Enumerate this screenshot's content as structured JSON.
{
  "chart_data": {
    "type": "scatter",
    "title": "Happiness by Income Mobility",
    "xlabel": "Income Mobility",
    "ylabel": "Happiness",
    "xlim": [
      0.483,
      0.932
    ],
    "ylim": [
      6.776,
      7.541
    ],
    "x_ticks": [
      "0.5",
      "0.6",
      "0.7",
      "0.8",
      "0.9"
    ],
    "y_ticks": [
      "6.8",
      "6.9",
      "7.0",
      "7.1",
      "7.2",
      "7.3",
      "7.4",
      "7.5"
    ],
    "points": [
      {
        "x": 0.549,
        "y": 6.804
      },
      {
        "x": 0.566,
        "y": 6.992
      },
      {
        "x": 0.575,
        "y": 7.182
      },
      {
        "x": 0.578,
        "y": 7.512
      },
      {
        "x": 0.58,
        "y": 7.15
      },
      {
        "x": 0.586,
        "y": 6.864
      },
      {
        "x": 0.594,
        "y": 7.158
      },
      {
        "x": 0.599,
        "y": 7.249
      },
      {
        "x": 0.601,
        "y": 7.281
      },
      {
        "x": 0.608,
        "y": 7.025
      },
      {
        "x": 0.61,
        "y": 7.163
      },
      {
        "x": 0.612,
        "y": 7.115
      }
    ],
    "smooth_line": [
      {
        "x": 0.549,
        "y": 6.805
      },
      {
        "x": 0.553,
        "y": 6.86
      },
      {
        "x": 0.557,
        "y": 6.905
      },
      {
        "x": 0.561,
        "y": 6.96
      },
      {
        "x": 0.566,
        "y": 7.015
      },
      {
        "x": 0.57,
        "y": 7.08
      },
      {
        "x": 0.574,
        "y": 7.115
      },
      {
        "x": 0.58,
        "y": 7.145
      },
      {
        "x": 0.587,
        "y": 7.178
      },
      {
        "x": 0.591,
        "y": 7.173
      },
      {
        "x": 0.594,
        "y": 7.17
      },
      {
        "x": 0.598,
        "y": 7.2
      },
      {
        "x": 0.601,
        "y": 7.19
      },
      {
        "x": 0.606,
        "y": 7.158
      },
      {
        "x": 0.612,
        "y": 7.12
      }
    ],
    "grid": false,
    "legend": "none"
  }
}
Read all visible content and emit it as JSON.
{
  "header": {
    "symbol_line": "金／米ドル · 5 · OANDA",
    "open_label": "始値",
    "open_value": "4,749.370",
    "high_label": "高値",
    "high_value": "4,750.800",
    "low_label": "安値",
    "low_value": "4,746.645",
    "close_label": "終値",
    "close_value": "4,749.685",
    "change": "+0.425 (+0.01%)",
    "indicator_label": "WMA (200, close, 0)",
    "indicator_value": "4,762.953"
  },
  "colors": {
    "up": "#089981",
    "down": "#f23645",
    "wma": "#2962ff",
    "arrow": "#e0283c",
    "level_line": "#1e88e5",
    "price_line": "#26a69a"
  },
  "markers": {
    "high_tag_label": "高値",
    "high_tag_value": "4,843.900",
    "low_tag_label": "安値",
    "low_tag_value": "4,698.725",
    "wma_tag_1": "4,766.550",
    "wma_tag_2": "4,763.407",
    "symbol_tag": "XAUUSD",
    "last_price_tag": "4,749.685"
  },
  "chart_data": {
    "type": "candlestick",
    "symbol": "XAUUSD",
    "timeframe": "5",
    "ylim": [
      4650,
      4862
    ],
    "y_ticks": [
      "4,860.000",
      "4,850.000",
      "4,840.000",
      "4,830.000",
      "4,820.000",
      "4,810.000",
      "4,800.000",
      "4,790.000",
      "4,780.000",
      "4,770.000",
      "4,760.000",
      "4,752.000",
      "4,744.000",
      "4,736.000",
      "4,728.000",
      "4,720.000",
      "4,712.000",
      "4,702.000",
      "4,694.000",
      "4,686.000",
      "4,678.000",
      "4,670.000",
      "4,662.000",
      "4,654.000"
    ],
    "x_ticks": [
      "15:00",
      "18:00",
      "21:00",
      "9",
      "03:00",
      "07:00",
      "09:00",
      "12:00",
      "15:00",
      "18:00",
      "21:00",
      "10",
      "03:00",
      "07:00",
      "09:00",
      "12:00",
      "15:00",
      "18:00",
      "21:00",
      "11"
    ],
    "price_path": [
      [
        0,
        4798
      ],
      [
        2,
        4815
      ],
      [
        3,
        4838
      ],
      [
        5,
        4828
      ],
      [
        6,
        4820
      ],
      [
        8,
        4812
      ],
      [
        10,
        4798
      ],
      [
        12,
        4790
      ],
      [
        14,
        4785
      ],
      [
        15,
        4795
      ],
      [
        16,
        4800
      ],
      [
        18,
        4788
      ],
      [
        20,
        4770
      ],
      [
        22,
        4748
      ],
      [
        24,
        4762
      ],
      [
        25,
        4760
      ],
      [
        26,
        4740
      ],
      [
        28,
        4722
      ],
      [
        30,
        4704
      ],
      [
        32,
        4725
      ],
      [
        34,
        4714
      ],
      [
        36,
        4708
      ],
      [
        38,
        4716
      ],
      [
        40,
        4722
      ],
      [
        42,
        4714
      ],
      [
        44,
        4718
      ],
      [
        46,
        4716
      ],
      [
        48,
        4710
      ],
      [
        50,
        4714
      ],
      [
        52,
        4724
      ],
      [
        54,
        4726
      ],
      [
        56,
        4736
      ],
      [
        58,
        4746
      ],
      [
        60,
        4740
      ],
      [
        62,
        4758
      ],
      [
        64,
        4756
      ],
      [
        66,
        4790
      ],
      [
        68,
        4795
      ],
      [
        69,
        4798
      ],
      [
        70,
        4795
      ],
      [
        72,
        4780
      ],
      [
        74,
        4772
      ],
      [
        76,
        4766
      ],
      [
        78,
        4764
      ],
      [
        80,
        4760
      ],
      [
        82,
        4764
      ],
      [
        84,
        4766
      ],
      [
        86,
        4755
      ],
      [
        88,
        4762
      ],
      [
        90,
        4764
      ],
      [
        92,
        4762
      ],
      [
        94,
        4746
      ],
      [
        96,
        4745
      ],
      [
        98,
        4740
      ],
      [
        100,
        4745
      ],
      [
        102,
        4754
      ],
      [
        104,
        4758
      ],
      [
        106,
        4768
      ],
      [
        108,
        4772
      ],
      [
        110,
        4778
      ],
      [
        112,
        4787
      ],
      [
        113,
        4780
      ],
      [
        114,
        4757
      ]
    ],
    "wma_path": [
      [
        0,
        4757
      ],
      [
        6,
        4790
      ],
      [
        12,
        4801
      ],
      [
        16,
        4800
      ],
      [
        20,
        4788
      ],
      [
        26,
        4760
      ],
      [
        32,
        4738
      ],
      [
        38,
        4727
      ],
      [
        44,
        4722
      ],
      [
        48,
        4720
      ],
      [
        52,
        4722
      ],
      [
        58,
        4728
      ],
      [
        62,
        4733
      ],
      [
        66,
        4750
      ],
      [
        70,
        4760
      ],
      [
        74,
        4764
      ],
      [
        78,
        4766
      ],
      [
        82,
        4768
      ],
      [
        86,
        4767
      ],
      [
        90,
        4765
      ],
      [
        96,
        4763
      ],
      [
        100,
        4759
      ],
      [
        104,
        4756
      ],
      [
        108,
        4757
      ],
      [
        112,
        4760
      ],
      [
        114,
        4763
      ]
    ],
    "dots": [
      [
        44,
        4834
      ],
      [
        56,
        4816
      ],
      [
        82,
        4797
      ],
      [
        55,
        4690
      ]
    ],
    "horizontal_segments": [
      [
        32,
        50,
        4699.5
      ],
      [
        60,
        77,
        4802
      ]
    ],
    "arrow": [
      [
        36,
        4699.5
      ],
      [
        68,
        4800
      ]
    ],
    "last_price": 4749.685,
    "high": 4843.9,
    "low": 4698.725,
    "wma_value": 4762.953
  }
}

------------

* [Your task]: Extract the whole listing, character for character.

* [Finished exercise]:
Enumerate this screenshot's content as structured JSON.
{
  "chart_data": {
    "type": "scatter",
    "title": "Happiness by Income Mobility",
    "xlabel": "Income Mobility",
    "ylabel": "Happiness",
    "xlim": [
      0.483,
      0.932
    ],
    "ylim": [
      6.776,
      7.541
    ],
    "x_ticks": [
      "0.5",
      "0.6",
      "0.7",
      "0.8",
      "0.9"
    ],
    "y_ticks": [
      "6.8",
      "6.9",
      "7.0",
      "7.1",
      "7.2",
      "7.3",
      "7.4",
      "7.5"
    ],
    "points": [
      {
        "x": 0.549,
        "y": 6.804
      },
      {
        "x": 0.566,
        "y": 6.992
      },
      {
        "x": 0.575,
        "y": 7.182
      },
      {
        "x": 0.578,
        "y": 7.512
      },
      {
        "x": 0.58,
        "y": 7.15
      },
      {
        "x": 0.586,
        "y": 6.864
      },
      {
        "x": 0.594,
        "y": 7.158
      },
      {
        "x": 0.599,
        "y": 7.249
      },
      {
        "x": 0.601,
        "y": 7.281
      },
      {
        "x": 0.608,
        "y": 7.025
      },
      {
        "x": 0.61,
        "y": 7.163
      },
      {
        "x": 0.612,
        "y": 7.115
      }
    ],
    "smooth_line": [
      {
        "x": 0.549,
        "y": 6.805
      },
      {
        "x": 0.553,
        "y": 6.86
      },
      {
        "x": 0.557,
        "y": 6.905
      },
      {
        "x": 0.561,
        "y": 6.96
      },
      {
        "x": 0.566,
        "y": 7.015
      },
      {
        "x": 0.57,
        "y": 7.08
      },
      {
        "x": 0.574,
        "y": 7.115
      },
      {
        "x": 0.58,
        "y": 7.145
      },
      {
        "x": 0.587,
        "y": 7.178
      },
      {
        "x": 0.591,
        "y": 7.173
      },
      {
        "x": 0.594,
        "y": 7.17
      },
      {
        "x": 0.598,
        "y": 7.2
      },
      {
        "x": 0.601,
        "y": 7.19
      },
      {
        "x": 0.606,
        "y": 7.158
      },
      {
        "x": 0.612,
        "y": 7.12
      }
    ],
    "grid": false,
    "legend": "none"
  }
}
Read all visible content and emit it as JSON.
{
  "header": {
    "symbol_line": "金／米ドル · 5 · OANDA",
    "open_label": "始値",
    "open_value": "4,749.370",
    "high_label": "高値",
    "high_value": "4,750.800",
    "low_label": "安値",
    "low_value": "4,746.645",
    "close_label": "終値",
    "close_value": "4,749.685",
    "change": "+0.425 (+0.01%)",
    "indicator_label": "WMA (200, close, 0)",
    "indicator_value": "4,762.953"
  },
  "colors": {
    "up": "#089981",
    "down": "#f23645",
    "wma": "#2962ff",
    "arrow": "#e0283c",
    "level_line": "#1e88e5",
    "price_line": "#26a69a"
  },
  "markers": {
    "high_tag_label": "高値",
    "high_tag_value": "4,843.900",
    "low_tag_label": "安値",
    "low_tag_value": "4,698.725",
    "wma_tag_1": "4,766.550",
    "wma_tag_2": "4,763.407",
    "symbol_tag": "XAUUSD",
    "last_price_tag": "4,749.685"
  },
  "chart_data": {
    "type": "candlestick",
    "symbol": "XAUUSD",
    "timeframe": "5",
    "ylim": [
      4650,
      4862
    ],
    "y_ticks": [
      "4,860.000",
      "4,850.000",
      "4,840.000",
      "4,830.000",
      "4,820.000",
      "4,810.000",
      "4,800.000",
      "4,790.000",
      "4,780.000",
      "4,770.000",
      "4,760.000",
      "4,752.000",
      "4,744.000",
      "4,736.000",
      "4,728.000",
      "4,720.000",
      "4,712.000",
      "4,702.000",
      "4,694.000",
      "4,686.000",
      "4,678.000",
      "4,670.000",
      "4,662.000",
      "4,654.000"
    ],
    "x_ticks": [
      "15:00",
      "18:00",
      "21:00",
      "9",
      "03:00",
      "07:00",
      "09:00",
      "12:00",
      "15:00",
      "18:00",
      "21:00",
      "10",
      "03:00",
      "07:00",
      "09:00",
      "12:00",
      "15:00",
      "18:00",
      "21:00",
      "11"
    ],
    "price_path": [
      [
        0,
        4798
      ],
      [
        2,
        4815
      ],
      [
        3,
        4838
      ],
      [
        5,
        4828
      ],
      [
        6,
        4820
      ],
      [
        8,
        4812
      ],
      [
        10,
        4798
      ],
      [
        12,
        4790
      ],
      [
        14,
        4785
      ],
      [
        15,
        4795
      ],
      [
        16,
        4800
      ],
      [
        18,
        4788
      ],
      [
        20,
        4770
      ],
      [
        22,
        4748
      ],
      [
        24,
        4762
      ],
      [
        25,
        4760
      ],
      [
        26,
        4740
      ],
      [
        28,
        4722
      ],
      [
        30,
        4704
      ],
      [
        32,
        4725
      ],
      [
        34,
        4714
      ],
      [
        36,
        4708
      ],
      [
        38,
        4716
      ],
      [
        40,
        4722
      ],
      [
        42,
        4714
      ],
      [
        44,
        4718
      ],
      [
        46,
        4716
      ],
      [
        48,
        4710
      ],
      [
        50,
        4714
      ],
      [
        52,
        4724
      ],
      [
        54,
        4726
      ],
      [
        56,
        4736
      ],
      [
        58,
        4746
      ],
      [
        60,
        4740
      ],
      [
        62,
        4758
      ],
      [
        64,
        4756
      ],
      [
        66,
        4790
      ],
      [
        68,
        4795
      ],
      [
        69,
        4798
      ],
      [
        70,
        4795
      ],
      [
        72,
        4780
      ],
      [
        74,
        4772
      ],
      [
        76,
        4766
      ],
      [
        78,
        4764
      ],
      [
        80,
        4760
      ],
      [
        82,
        4764
      ],
      [
        84,
        4766
      ],
      [
        86,
        4755
      ],
      [
        88,
        4762
      ],
      [
        90,
        4764
      ],
      [
        92,
        4762
      ],
      [
        94,
        4746
      ],
      [
        96,
        4745
      ],
      [
        98,
        4740
      ],
      [
        100,
        4745
      ],
      [
        102,
        4754
      ],
      [
        104,
        4758
      ],
      [
        106,
        4768
      ],
      [
        108,
        4772
      ],
      [
        110,
        4778
      ],
      [
        112,
        4787
      ],
      [
        113,
        4780
      ],
      [
        114,
        4757
      ]
    ],
    "wma_path": [
      [
        0,
        4757
      ],
      [
        6,
        4790
      ],
      [
        12,
        4801
      ],
      [
        16,
        4800
      ],
      [
        20,
        4788
      ],
      [
        26,
        4760
      ],
      [
        32,
        4738
      ],
      [
        38,
        4727
      ],
      [
        44,
        4722
      ],
      [
        48,
        4720
      ],
      [
        52,
        4722
      ],
      [
        58,
        4728
      ],
      [
        62,
        4733
      ],
      [
        66,
        4750
      ],
      [
        70,
        4760
      ],
      [
        74,
        4764
      ],
      [
        78,
        4766
      ],
      [
        82,
        4768
      ],
      [
        86,
        4767
      ],
      [
        90,
        4765
      ],
      [
        96,
        4763
      ],
      [
        100,
        4759
      ],
      [
        104,
        4756
      ],
      [
        108,
        4757
      ],
      [
        112,
        4760
      ],
      [
        114,
        4763
      ]
    ],
    "dots": [
      [
        44,
        4834
      ],
      [
        56,
        4816
      ],
      [
        82,
        4797
      ],
      [
        55,
        4690
      ]
    ],
    "horizontal_segments": [
      [
        32,
        50,
        4699.5
      ],
      [
        60,
        77,
        4802
      ]
    ],
    "arrow": [
      [
        36,
        4699.5
      ],
      [
        68,
        4800
      ]
    ],
    "last_price": 4749.685,
    "high": 4843.9,
    "low": 4698.725,
    "wma_value": 4762.953
  }
}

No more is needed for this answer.